Boxed element rows
[Start]
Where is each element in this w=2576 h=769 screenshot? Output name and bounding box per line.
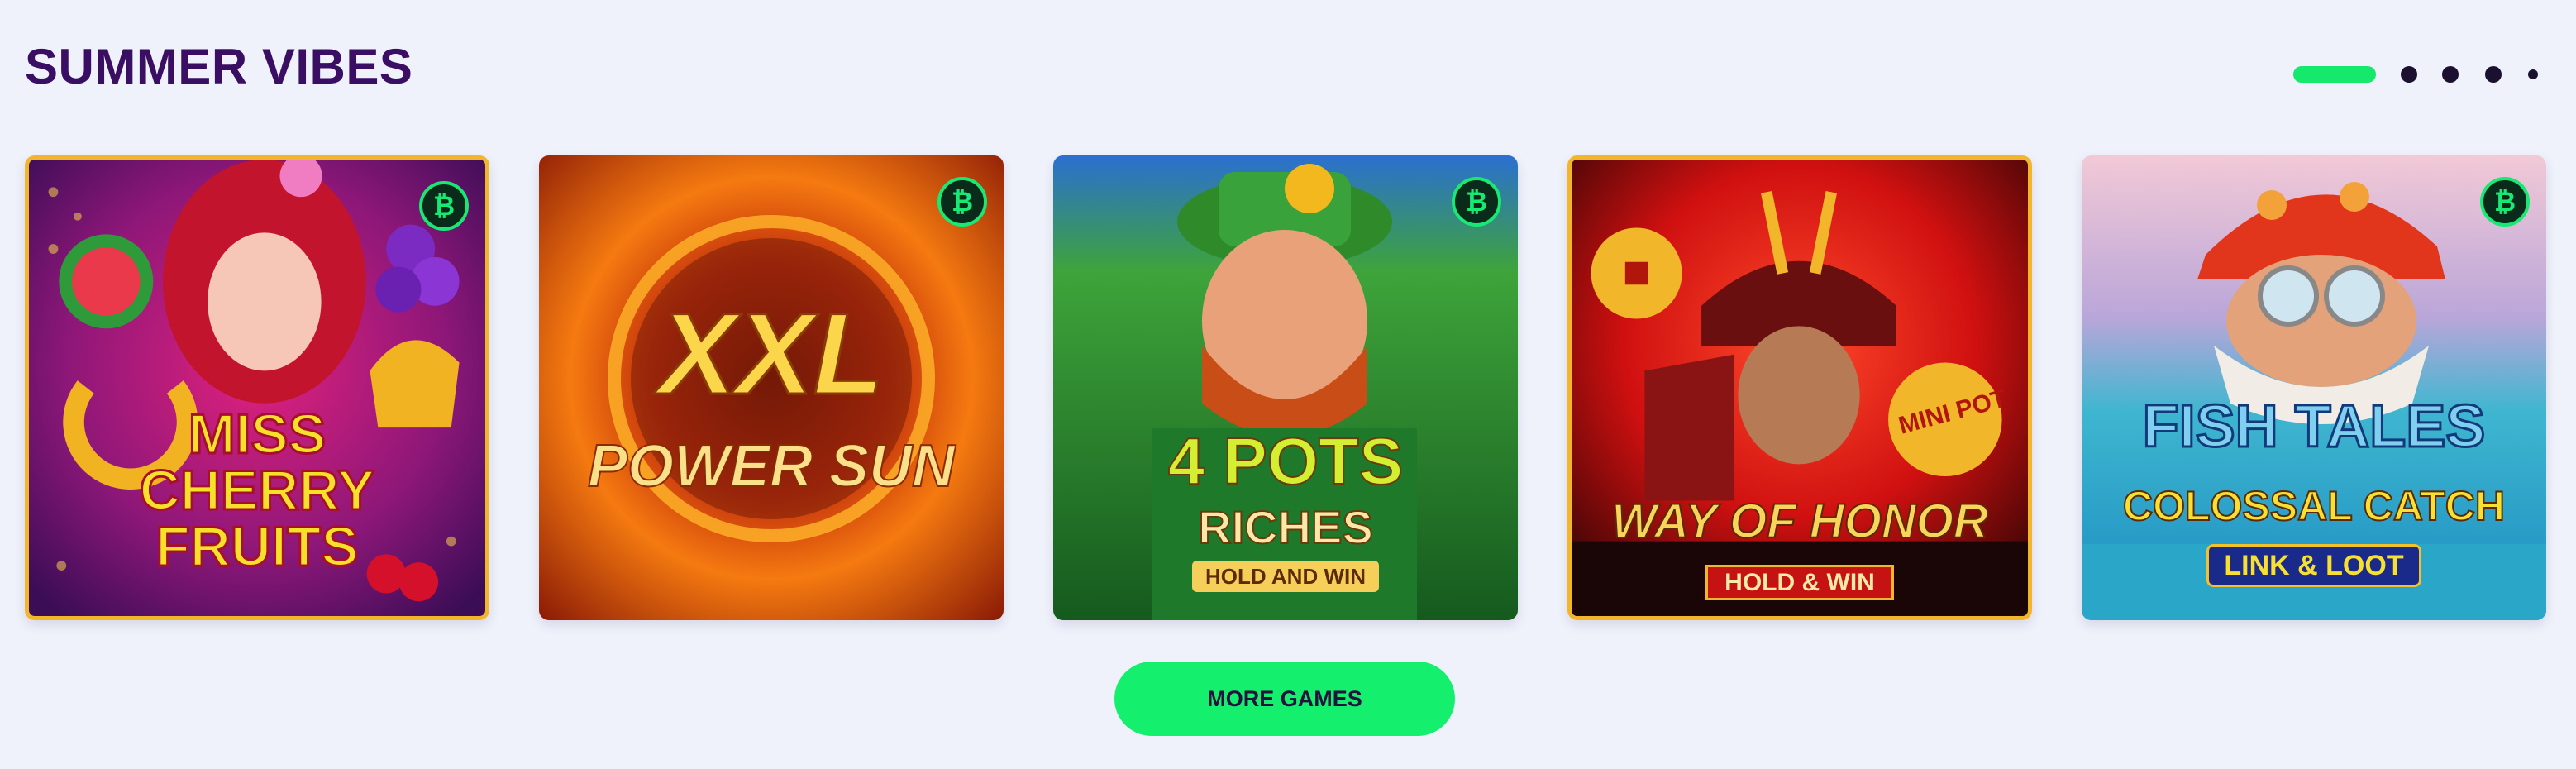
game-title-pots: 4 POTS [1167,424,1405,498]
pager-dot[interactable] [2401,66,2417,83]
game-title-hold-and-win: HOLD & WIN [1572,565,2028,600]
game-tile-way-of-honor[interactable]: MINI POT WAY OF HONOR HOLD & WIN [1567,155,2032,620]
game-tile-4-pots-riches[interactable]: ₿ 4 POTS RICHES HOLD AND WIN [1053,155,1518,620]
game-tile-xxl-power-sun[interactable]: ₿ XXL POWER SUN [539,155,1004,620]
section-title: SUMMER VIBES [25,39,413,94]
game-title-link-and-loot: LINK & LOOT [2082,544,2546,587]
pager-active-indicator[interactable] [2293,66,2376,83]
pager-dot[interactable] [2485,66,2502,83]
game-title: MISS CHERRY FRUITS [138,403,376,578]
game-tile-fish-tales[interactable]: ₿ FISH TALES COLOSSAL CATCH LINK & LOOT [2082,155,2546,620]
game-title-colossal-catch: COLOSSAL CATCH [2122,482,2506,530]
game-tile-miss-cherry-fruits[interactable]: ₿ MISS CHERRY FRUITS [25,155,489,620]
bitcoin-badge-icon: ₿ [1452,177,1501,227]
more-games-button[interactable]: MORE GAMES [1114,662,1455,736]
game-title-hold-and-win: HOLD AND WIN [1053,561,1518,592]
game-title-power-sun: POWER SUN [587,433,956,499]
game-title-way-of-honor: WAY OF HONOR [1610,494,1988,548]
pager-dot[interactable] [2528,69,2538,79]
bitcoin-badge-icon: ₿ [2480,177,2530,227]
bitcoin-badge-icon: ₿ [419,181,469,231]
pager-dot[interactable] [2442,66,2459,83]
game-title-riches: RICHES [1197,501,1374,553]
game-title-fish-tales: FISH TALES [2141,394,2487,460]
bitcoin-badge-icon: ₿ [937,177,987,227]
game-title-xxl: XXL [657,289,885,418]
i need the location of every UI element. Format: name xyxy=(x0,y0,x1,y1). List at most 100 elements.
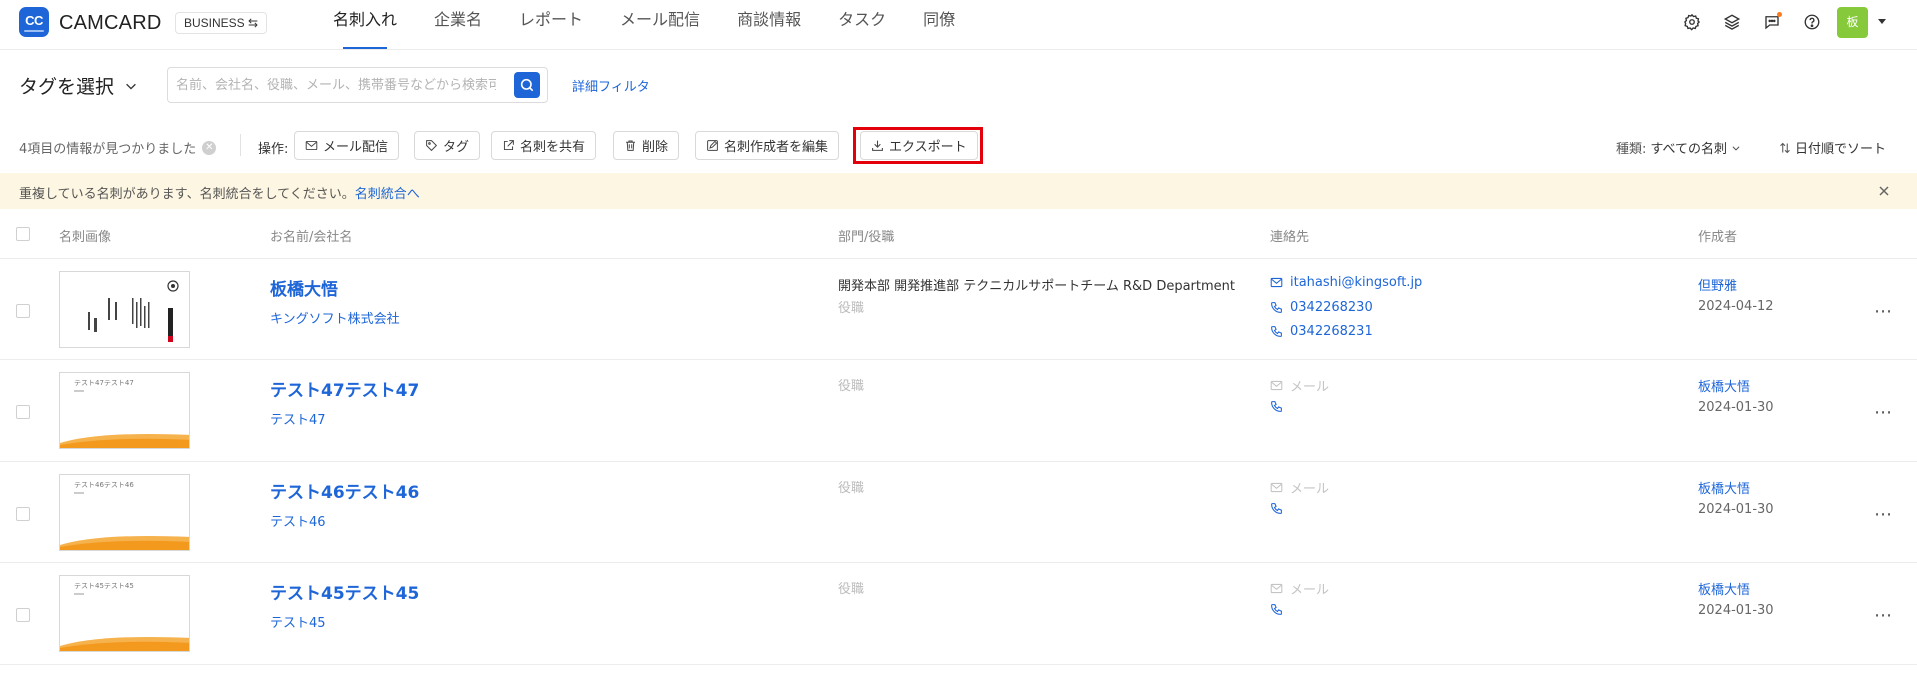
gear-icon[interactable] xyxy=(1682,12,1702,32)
[End]
- _Problem requirements_:
Copy every one of the rows above line for line, without the pictures.

- _Result for this task_:
Where is each element in this w=2576 h=769 screenshot? Output name and bounding box per line.
game-title-pots: 4 POTS [1167,424,1405,498]
pager-dot[interactable] [2401,66,2417,83]
game-title-hold-and-win: HOLD & WIN [1572,565,2028,600]
game-tile-way-of-honor[interactable]: MINI POT WAY OF HONOR HOLD & WIN [1567,155,2032,620]
game-tile-4-pots-riches[interactable]: ₿ 4 POTS RICHES HOLD AND WIN [1053,155,1518,620]
game-tile-xxl-power-sun[interactable]: ₿ XXL POWER SUN [539,155,1004,620]
section-title: SUMMER VIBES [25,39,413,94]
game-title-link-and-loot: LINK & LOOT [2082,544,2546,587]
pager-active-indicator[interactable] [2293,66,2376,83]
pager-dot[interactable] [2485,66,2502,83]
game-title: MISS CHERRY FRUITS [138,403,376,578]
game-tile-fish-tales[interactable]: ₿ FISH TALES COLOSSAL CATCH LINK & LOOT [2082,155,2546,620]
game-title-colossal-catch: COLOSSAL CATCH [2122,482,2506,530]
game-tile-miss-cherry-fruits[interactable]: ₿ MISS CHERRY FRUITS [25,155,489,620]
bitcoin-badge-icon: ₿ [1452,177,1501,227]
more-games-button[interactable]: MORE GAMES [1114,662,1455,736]
game-title-hold-and-win: HOLD AND WIN [1053,561,1518,592]
game-title-power-sun: POWER SUN [587,433,956,499]
game-title-way-of-honor: WAY OF HONOR [1610,494,1988,548]
pager-dot[interactable] [2528,69,2538,79]
bitcoin-badge-icon: ₿ [2480,177,2530,227]
bitcoin-badge-icon: ₿ [419,181,469,231]
pager-dot[interactable] [2442,66,2459,83]
game-title-riches: RICHES [1197,501,1374,553]
game-title-fish-tales: FISH TALES [2141,394,2487,460]
bitcoin-badge-icon: ₿ [937,177,987,227]
game-title-xxl: XXL [657,289,885,418]
i need the location of every UI element. Format: name xyxy=(x0,y0,x1,y1). List at most 100 elements.
gear-icon[interactable] xyxy=(1682,12,1702,32)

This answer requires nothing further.